— start of INPUT FOR THIS TASK —

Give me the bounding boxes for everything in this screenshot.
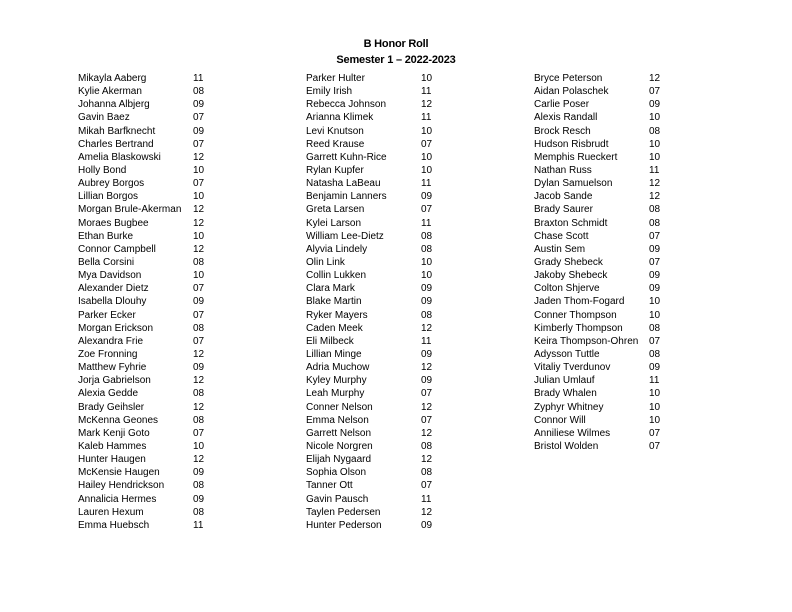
student-name: Bristol Wolden xyxy=(534,440,599,452)
student-grade: 09 xyxy=(193,467,205,479)
student-name: Emma Huebsch xyxy=(78,519,150,531)
student-name: Johanna Albjerg xyxy=(78,99,150,111)
student-name: Gavin Pausch xyxy=(306,493,369,505)
student-grade: 08 xyxy=(193,322,205,334)
student-grade: 07 xyxy=(193,283,205,295)
student-name: Memphis Rueckert xyxy=(534,151,618,163)
student-grade: 10 xyxy=(649,112,661,124)
student-grade: 11 xyxy=(193,73,204,84)
student-grade: 10 xyxy=(649,309,661,321)
student-name: Greta Larsen xyxy=(306,204,365,216)
student-name: Mikayla Aaberg xyxy=(78,73,147,84)
student-grade: 07 xyxy=(421,138,433,150)
student-name: Benjamin Lanners xyxy=(306,191,387,203)
student-name: William Lee-Dietz xyxy=(306,230,384,242)
student-grade: 10 xyxy=(421,164,433,176)
student-grade: 11 xyxy=(421,493,432,505)
student-name: Anniliese Wilmes xyxy=(534,427,611,439)
student-grade: 08 xyxy=(649,348,661,360)
student-grade: 09 xyxy=(649,270,661,282)
student-grade: 11 xyxy=(421,335,432,347)
student-name: Aidan Polaschek xyxy=(534,86,609,98)
student-name: Sophia Olson xyxy=(306,467,367,479)
student-grade: 12 xyxy=(193,401,205,413)
student-name: Vitaliy Tverdunov xyxy=(534,362,611,374)
student-grade: 08 xyxy=(421,243,433,255)
student-name: Jorja Gabrielson xyxy=(78,375,151,387)
student-grade: 09 xyxy=(649,99,661,111)
student-name: Rylan Kupfer xyxy=(306,164,364,176)
student-grade: 07 xyxy=(421,480,433,492)
student-grade: 12 xyxy=(421,322,433,334)
student-grade: 07 xyxy=(193,335,205,347)
student-grade: 09 xyxy=(421,296,433,308)
student-name: Moraes Bugbee xyxy=(78,217,149,229)
student-name: Garrett Nelson xyxy=(306,427,372,439)
student-name: Reed Krause xyxy=(306,138,365,150)
student-name: Tanner Ott xyxy=(306,480,353,492)
student-name: McKensie Haugen xyxy=(78,467,160,479)
student-name: Mya Davidson xyxy=(78,270,142,282)
student-name: Caden Meek xyxy=(306,322,363,334)
student-grade: 07 xyxy=(649,440,661,452)
student-grade: 12 xyxy=(421,506,433,518)
student-name: Collin Lukken xyxy=(306,270,367,282)
student-grade: 12 xyxy=(193,217,205,229)
student-grade: 07 xyxy=(649,427,661,439)
student-name: Natasha LaBeau xyxy=(306,178,381,190)
student-name: Hailey Hendrickson xyxy=(78,480,165,492)
student-name: Bella Corsini xyxy=(78,256,135,268)
student-name: Olin Link xyxy=(306,256,345,268)
student-name: McKenna Geones xyxy=(78,414,159,426)
student-name: Bryce Peterson xyxy=(534,73,603,84)
student-name: Conner Thompson xyxy=(534,309,617,321)
student-grade: 09 xyxy=(193,296,205,308)
student-name: Lauren Hexum xyxy=(78,506,144,518)
student-name: Keira Thompson-Ohren xyxy=(534,335,639,347)
student-name: Matthew Fyhrie xyxy=(78,362,147,374)
student-name: Chase Scott xyxy=(534,230,589,242)
student-name: Levi Knutson xyxy=(306,125,364,137)
student-grade: 12 xyxy=(193,454,205,466)
student-grade: 11 xyxy=(649,164,660,176)
student-grade: 10 xyxy=(649,414,661,426)
student-grade: 07 xyxy=(649,230,661,242)
student-name: Hunter Pederson xyxy=(306,519,382,531)
student-grade: 12 xyxy=(193,151,205,163)
student-grade: 09 xyxy=(421,191,433,203)
student-grade: 09 xyxy=(421,283,433,295)
student-name: Brady Saurer xyxy=(534,204,593,216)
student-name: Kyley Murphy xyxy=(306,375,367,387)
student-name: Alexia Gedde xyxy=(78,388,139,400)
student-grade: 07 xyxy=(649,335,661,347)
student-name: Connor Will xyxy=(534,414,586,426)
student-grade: 08 xyxy=(193,480,205,492)
student-grade: 11 xyxy=(649,375,660,387)
student-name: Nathan Russ xyxy=(534,164,592,176)
student-name: Mikah Barfknecht xyxy=(78,125,156,137)
student-grade: 07 xyxy=(421,388,433,400)
student-name: Colton Shjerve xyxy=(534,283,600,295)
student-name: Parker Hulter xyxy=(306,73,365,84)
student-name: Annalicia Hermes xyxy=(78,493,157,505)
student-grade: 08 xyxy=(649,204,661,216)
student-name: Hunter Haugen xyxy=(78,454,146,466)
student-grade: 08 xyxy=(649,322,661,334)
student-grade: 08 xyxy=(193,388,205,400)
student-grade: 12 xyxy=(421,99,433,111)
student-grade: 12 xyxy=(193,348,205,360)
student-name: Elijah Nygaard xyxy=(306,454,372,466)
student-grade: 09 xyxy=(193,99,205,111)
student-grade: 12 xyxy=(421,454,433,466)
student-grade: 12 xyxy=(421,427,433,439)
student-name: Taylen Pedersen xyxy=(306,506,381,518)
student-grade: 12 xyxy=(649,178,661,190)
student-grade: 10 xyxy=(421,125,433,137)
student-grade: 10 xyxy=(193,191,205,203)
student-name: Brady Geihsler xyxy=(78,401,145,413)
student-grade: 08 xyxy=(649,217,661,229)
student-name: Jacob Sande xyxy=(534,191,593,203)
student-name: Zyphyr Whitney xyxy=(534,401,604,413)
student-grade: 12 xyxy=(421,362,433,374)
student-name: Arianna Klimek xyxy=(306,112,374,124)
student-name: Charles Bertrand xyxy=(78,138,154,150)
student-name: Jaden Thom-Fogard xyxy=(534,296,625,308)
student-grade: 10 xyxy=(649,138,661,150)
student-name: Blake Martin xyxy=(306,296,362,308)
student-name: Ethan Burke xyxy=(78,230,134,242)
student-name: Morgan Erickson xyxy=(78,322,154,334)
student-grade: 12 xyxy=(649,191,661,203)
student-name: Brady Whalen xyxy=(534,388,597,400)
student-name: Gavin Baez xyxy=(78,112,130,124)
student-grade: 09 xyxy=(649,362,661,374)
student-name: Kylie Akerman xyxy=(78,86,142,98)
page-subtitle: Semester 1 – 2022-2023 xyxy=(336,54,456,66)
student-grade: 10 xyxy=(649,388,661,400)
student-grade: 09 xyxy=(421,375,433,387)
student-grade: 09 xyxy=(193,125,205,137)
student-name: Rebecca Johnson xyxy=(306,99,387,111)
student-name: Isabella Dlouhy xyxy=(78,296,147,308)
student-grade: 11 xyxy=(421,217,432,229)
student-grade: 12 xyxy=(421,401,433,413)
student-name: Adysson Tuttle xyxy=(534,348,600,360)
student-grade: 09 xyxy=(193,493,205,505)
student-name: Alexis Randall xyxy=(534,112,598,124)
student-name: Conner Nelson xyxy=(306,401,373,413)
student-grade: 07 xyxy=(193,112,205,124)
student-name: Aubrey Borgos xyxy=(78,178,145,190)
student-grade: 07 xyxy=(649,86,661,98)
student-grade: 08 xyxy=(193,506,205,518)
student-grade: 09 xyxy=(421,519,433,531)
student-grade: 09 xyxy=(649,283,661,295)
student-grade: 07 xyxy=(193,138,205,150)
student-name: Julian Umlauf xyxy=(534,375,595,387)
student-grade: 07 xyxy=(649,256,661,268)
student-grade: 09 xyxy=(649,243,661,255)
student-name: Lillian Minge xyxy=(306,348,362,360)
student-name: Kimberly Thompson xyxy=(534,322,623,334)
student-grade: 10 xyxy=(421,256,433,268)
student-grade: 10 xyxy=(193,270,205,282)
student-name: Brock Resch xyxy=(534,125,591,137)
student-name: Clara Mark xyxy=(306,283,355,295)
student-grade: 11 xyxy=(421,178,432,190)
student-name: Adria Muchow xyxy=(306,362,370,374)
student-grade: 12 xyxy=(649,73,661,84)
student-name: Garrett Kuhn-Rice xyxy=(306,151,387,163)
student-name: Dylan Samuelson xyxy=(534,178,613,190)
student-grade: 11 xyxy=(193,519,204,531)
student-name: Ryker Mayers xyxy=(306,309,368,321)
student-grade: 10 xyxy=(421,270,433,282)
student-grade: 12 xyxy=(193,243,205,255)
page-title: B Honor Roll xyxy=(363,38,429,50)
student-grade: 10 xyxy=(649,401,661,413)
student-name: Morgan Brule-Akerman xyxy=(78,204,182,216)
student-name: Emily Irish xyxy=(306,86,353,98)
student-grade: 08 xyxy=(649,125,661,137)
student-grade: 10 xyxy=(421,151,433,163)
student-grade: 12 xyxy=(193,204,205,216)
student-name: Mark Kenji Goto xyxy=(78,427,150,439)
student-name: Alexander Dietz xyxy=(78,283,149,295)
student-name: Eli Milbeck xyxy=(306,335,354,347)
student-name: Jakoby Shebeck xyxy=(534,270,608,282)
student-grade: 10 xyxy=(193,440,205,452)
student-name: Hudson Risbrudt xyxy=(534,138,609,150)
student-grade: 07 xyxy=(421,204,433,216)
student-name: Alyvia Lindely xyxy=(306,243,368,255)
student-name: Austin Sem xyxy=(534,243,586,255)
student-name: Parker Ecker xyxy=(78,309,136,321)
student-name: Grady Shebeck xyxy=(534,256,603,268)
student-grade: 08 xyxy=(421,309,433,321)
student-grade: 10 xyxy=(421,73,433,84)
student-grade: 08 xyxy=(193,414,205,426)
student-name: Connor Campbell xyxy=(78,243,156,255)
student-grade: 07 xyxy=(193,309,205,321)
student-grade: 07 xyxy=(193,178,205,190)
student-name: Holly Bond xyxy=(78,164,127,176)
student-name: Carlie Poser xyxy=(534,99,590,111)
student-grade: 10 xyxy=(649,151,661,163)
student-name: Zoe Fronning xyxy=(78,348,138,360)
student-name: Amelia Blaskowski xyxy=(78,151,161,163)
student-name: Lillian Borgos xyxy=(78,191,139,203)
student-name: Braxton Schmidt xyxy=(534,217,608,229)
student-grade: 10 xyxy=(193,164,205,176)
student-name: Alexandra Frie xyxy=(78,335,144,347)
student-name: Leah Murphy xyxy=(306,388,365,400)
student-grade: 08 xyxy=(193,256,205,268)
student-grade: 08 xyxy=(421,440,433,452)
student-name: Nicole Norgren xyxy=(306,440,373,452)
student-grade: 12 xyxy=(193,375,205,387)
student-grade: 11 xyxy=(421,86,432,98)
student-grade: 09 xyxy=(421,348,433,360)
student-grade: 10 xyxy=(193,230,205,242)
student-grade: 07 xyxy=(193,427,205,439)
student-name: Kaleb Hammes xyxy=(78,440,147,452)
student-name: Kylei Larson xyxy=(306,217,362,229)
student-grade: 11 xyxy=(421,112,432,124)
student-grade: 08 xyxy=(421,467,433,479)
student-grade: 09 xyxy=(193,362,205,374)
student-grade: 10 xyxy=(649,296,661,308)
student-grade: 08 xyxy=(421,230,433,242)
student-name: Emma Nelson xyxy=(306,414,369,426)
student-grade: 08 xyxy=(193,86,205,98)
student-grade: 07 xyxy=(421,414,433,426)
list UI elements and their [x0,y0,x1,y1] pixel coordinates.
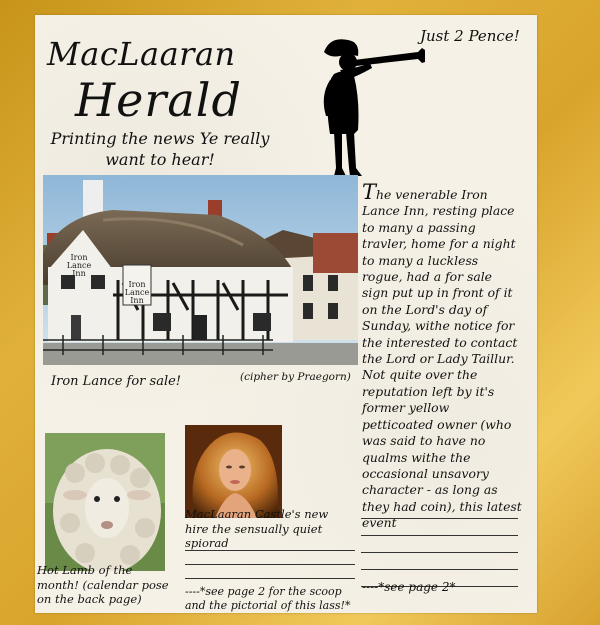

— end of INPUT FOR THIS TASK —

*SHORT PROBLEM*: Quote the items from the line containing "student-name: Bristol Wolden" through the line containing "student-name: Bella Corsini", word for word.

*RESPONSE TO THIS TASK*:
student-name: Bristol Wolden xyxy=(534,440,599,452)
student-grade: 09 xyxy=(193,467,205,479)
student-name: Emma Huebsch xyxy=(78,519,150,531)
student-name: Johanna Albjerg xyxy=(78,99,150,111)
student-name: Gavin Pausch xyxy=(306,493,369,505)
student-grade: 08 xyxy=(193,322,205,334)
student-grade: 07 xyxy=(193,283,205,295)
student-name: Memphis Rueckert xyxy=(534,151,618,163)
student-grade: 10 xyxy=(649,112,661,124)
student-grade: 11 xyxy=(193,73,204,84)
student-grade: 10 xyxy=(649,309,661,321)
student-name: Greta Larsen xyxy=(306,204,365,216)
student-name: Mikayla Aaberg xyxy=(78,73,147,84)
student-grade: 07 xyxy=(421,138,433,150)
student-name: Benjamin Lanners xyxy=(306,191,387,203)
student-name: William Lee-Dietz xyxy=(306,230,384,242)
student-grade: 10 xyxy=(421,164,433,176)
student-grade: 11 xyxy=(421,493,432,505)
student-name: Anniliese Wilmes xyxy=(534,427,611,439)
student-grade: 08 xyxy=(649,348,661,360)
student-grade: 09 xyxy=(649,270,661,282)
student-grade: 11 xyxy=(421,335,432,347)
student-name: Aidan Polaschek xyxy=(534,86,609,98)
student-name: Sophia Olson xyxy=(306,467,367,479)
student-grade: 12 xyxy=(193,401,205,413)
student-name: Vitaliy Tverdunov xyxy=(534,362,611,374)
student-grade: 08 xyxy=(421,243,433,255)
student-name: Jorja Gabrielson xyxy=(78,375,151,387)
student-grade: 09 xyxy=(649,99,661,111)
student-name: Rylan Kupfer xyxy=(306,164,364,176)
student-grade: 07 xyxy=(421,480,433,492)
student-grade: 12 xyxy=(421,322,433,334)
student-grade: 07 xyxy=(193,335,205,347)
student-grade: 09 xyxy=(421,296,433,308)
student-name: Moraes Bugbee xyxy=(78,217,149,229)
student-name: Garrett Nelson xyxy=(306,427,372,439)
student-name: Reed Krause xyxy=(306,138,365,150)
student-name: Tanner Ott xyxy=(306,480,353,492)
student-name: McKensie Haugen xyxy=(78,467,160,479)
student-name: Mya Davidson xyxy=(78,270,142,282)
student-name: Caden Meek xyxy=(306,322,363,334)
student-grade: 07 xyxy=(649,440,661,452)
student-grade: 12 xyxy=(421,506,433,518)
student-name: Collin Lukken xyxy=(306,270,367,282)
student-grade: 12 xyxy=(193,217,205,229)
student-grade: 07 xyxy=(649,427,661,439)
student-name: Natasha LaBeau xyxy=(306,178,381,190)
student-name: Hailey Hendrickson xyxy=(78,480,165,492)
student-name: Bella Corsini xyxy=(78,256,135,268)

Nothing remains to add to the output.